▶ [Material provided]:

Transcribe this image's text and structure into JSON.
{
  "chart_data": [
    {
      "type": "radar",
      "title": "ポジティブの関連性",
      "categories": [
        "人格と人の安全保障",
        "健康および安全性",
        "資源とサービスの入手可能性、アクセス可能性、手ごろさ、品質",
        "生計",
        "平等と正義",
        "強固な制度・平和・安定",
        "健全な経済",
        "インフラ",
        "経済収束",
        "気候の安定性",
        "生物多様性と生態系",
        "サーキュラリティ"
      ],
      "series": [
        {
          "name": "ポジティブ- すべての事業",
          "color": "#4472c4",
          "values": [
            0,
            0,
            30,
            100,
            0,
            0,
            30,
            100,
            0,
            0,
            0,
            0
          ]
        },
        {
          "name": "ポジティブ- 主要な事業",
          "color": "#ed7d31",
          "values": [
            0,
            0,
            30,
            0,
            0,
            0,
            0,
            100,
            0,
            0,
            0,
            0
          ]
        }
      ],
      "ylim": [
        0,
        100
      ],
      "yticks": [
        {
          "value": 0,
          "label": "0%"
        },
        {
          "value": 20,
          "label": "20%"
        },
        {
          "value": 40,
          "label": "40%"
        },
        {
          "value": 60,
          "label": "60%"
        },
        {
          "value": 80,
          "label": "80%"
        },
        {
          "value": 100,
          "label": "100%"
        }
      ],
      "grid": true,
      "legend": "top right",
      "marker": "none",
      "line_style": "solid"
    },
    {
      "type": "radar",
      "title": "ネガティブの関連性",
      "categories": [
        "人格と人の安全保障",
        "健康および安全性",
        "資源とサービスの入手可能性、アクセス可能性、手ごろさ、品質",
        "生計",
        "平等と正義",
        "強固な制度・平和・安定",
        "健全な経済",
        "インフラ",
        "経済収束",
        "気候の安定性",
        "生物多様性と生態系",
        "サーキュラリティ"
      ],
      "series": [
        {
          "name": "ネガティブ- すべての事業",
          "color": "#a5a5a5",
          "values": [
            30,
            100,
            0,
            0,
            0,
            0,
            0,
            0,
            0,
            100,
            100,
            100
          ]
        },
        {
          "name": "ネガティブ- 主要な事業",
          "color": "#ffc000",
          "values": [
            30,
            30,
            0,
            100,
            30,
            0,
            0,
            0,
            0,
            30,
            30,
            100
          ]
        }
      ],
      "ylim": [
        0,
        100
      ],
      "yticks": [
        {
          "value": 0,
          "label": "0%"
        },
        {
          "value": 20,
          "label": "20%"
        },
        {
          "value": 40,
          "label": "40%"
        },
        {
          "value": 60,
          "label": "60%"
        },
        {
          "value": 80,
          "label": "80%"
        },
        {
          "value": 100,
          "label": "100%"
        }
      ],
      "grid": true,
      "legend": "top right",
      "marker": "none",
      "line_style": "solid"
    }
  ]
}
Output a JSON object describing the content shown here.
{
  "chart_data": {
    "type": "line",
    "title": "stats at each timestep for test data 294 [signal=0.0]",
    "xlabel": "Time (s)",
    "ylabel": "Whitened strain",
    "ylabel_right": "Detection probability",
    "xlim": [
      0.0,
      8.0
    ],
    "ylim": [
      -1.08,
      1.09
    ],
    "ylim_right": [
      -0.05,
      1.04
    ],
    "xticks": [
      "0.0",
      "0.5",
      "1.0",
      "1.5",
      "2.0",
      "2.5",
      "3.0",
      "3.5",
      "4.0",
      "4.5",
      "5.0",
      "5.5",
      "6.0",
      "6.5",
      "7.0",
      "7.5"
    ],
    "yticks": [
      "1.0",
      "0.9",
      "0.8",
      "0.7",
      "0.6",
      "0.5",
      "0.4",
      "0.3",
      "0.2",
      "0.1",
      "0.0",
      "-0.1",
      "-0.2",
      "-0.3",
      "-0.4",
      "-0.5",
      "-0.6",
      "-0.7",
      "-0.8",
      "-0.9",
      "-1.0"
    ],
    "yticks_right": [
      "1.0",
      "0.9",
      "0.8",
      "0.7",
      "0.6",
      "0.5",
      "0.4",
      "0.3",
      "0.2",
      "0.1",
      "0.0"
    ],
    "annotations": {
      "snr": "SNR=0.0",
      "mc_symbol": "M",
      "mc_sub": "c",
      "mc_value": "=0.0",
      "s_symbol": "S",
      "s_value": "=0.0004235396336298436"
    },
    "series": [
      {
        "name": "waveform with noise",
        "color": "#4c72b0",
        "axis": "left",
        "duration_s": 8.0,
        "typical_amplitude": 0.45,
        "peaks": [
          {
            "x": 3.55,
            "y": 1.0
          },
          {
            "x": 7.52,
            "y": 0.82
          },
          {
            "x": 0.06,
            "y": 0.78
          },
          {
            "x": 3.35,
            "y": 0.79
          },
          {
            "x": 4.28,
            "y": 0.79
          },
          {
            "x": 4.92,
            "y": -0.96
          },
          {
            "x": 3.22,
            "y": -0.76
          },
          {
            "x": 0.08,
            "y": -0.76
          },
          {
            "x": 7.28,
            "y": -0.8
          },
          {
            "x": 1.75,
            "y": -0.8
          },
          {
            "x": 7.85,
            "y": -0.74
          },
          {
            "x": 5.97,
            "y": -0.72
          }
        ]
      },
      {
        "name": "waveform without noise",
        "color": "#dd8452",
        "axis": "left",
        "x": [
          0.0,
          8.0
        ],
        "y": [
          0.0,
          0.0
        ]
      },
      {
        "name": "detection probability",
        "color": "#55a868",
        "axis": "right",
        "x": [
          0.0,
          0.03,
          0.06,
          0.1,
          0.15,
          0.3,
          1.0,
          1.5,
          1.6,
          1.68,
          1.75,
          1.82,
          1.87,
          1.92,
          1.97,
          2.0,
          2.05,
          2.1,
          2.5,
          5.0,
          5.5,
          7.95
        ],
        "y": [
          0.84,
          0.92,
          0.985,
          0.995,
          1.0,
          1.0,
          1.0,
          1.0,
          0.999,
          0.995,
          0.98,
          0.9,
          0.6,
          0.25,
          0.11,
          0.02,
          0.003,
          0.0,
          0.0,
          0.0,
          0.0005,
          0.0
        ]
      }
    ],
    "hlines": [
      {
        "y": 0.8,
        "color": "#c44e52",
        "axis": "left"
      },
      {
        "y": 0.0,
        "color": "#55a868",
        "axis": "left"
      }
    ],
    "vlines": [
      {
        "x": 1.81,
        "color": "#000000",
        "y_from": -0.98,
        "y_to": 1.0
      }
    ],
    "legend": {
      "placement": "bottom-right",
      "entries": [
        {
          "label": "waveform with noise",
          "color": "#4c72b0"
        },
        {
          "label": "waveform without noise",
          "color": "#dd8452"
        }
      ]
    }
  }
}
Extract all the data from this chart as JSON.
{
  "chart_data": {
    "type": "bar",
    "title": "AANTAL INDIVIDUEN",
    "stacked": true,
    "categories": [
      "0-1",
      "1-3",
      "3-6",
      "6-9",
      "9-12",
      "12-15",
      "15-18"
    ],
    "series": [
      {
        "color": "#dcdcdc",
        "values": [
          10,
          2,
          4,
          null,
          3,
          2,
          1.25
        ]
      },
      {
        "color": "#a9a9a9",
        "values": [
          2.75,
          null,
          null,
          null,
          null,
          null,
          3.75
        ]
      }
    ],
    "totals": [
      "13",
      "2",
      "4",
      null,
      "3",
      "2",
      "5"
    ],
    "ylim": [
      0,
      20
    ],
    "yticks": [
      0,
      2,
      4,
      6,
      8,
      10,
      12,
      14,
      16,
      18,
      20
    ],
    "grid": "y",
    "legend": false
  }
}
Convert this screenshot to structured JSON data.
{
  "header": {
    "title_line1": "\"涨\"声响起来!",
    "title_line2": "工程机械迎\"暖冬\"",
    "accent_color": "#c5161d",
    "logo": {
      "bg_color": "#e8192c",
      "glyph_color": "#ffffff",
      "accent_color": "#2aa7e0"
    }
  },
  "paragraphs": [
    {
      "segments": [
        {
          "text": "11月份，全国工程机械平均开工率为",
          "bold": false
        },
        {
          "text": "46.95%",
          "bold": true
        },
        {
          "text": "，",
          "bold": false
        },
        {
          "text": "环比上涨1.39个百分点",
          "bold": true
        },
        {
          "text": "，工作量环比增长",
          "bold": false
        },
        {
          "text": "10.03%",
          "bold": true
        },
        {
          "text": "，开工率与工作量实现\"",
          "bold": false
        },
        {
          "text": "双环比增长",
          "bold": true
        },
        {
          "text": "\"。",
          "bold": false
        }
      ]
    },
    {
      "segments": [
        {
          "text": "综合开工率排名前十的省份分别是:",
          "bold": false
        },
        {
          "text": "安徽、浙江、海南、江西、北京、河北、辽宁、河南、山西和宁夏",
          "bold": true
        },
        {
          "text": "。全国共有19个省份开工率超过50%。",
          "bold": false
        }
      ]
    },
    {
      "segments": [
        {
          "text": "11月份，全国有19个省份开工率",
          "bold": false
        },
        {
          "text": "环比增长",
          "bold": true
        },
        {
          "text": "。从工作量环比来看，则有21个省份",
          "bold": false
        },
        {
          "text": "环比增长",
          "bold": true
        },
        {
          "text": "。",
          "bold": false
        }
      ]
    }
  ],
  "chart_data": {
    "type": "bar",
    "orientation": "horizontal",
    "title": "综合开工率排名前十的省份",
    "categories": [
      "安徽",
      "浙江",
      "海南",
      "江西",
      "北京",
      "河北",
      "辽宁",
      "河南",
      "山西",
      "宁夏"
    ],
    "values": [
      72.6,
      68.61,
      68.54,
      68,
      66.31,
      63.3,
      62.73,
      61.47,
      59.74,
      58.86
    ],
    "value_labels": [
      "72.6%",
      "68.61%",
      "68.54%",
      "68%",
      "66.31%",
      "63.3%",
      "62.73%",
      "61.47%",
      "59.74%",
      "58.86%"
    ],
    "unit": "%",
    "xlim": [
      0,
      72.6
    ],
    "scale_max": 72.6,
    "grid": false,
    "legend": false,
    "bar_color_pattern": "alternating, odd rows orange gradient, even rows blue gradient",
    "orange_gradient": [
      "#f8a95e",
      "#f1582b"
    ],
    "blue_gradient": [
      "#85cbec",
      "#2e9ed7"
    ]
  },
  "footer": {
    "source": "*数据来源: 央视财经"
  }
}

▶ [Stated problem]:
State how many lines in the records above contain the word "name", and give only that number.

▶ [Final answer]:
7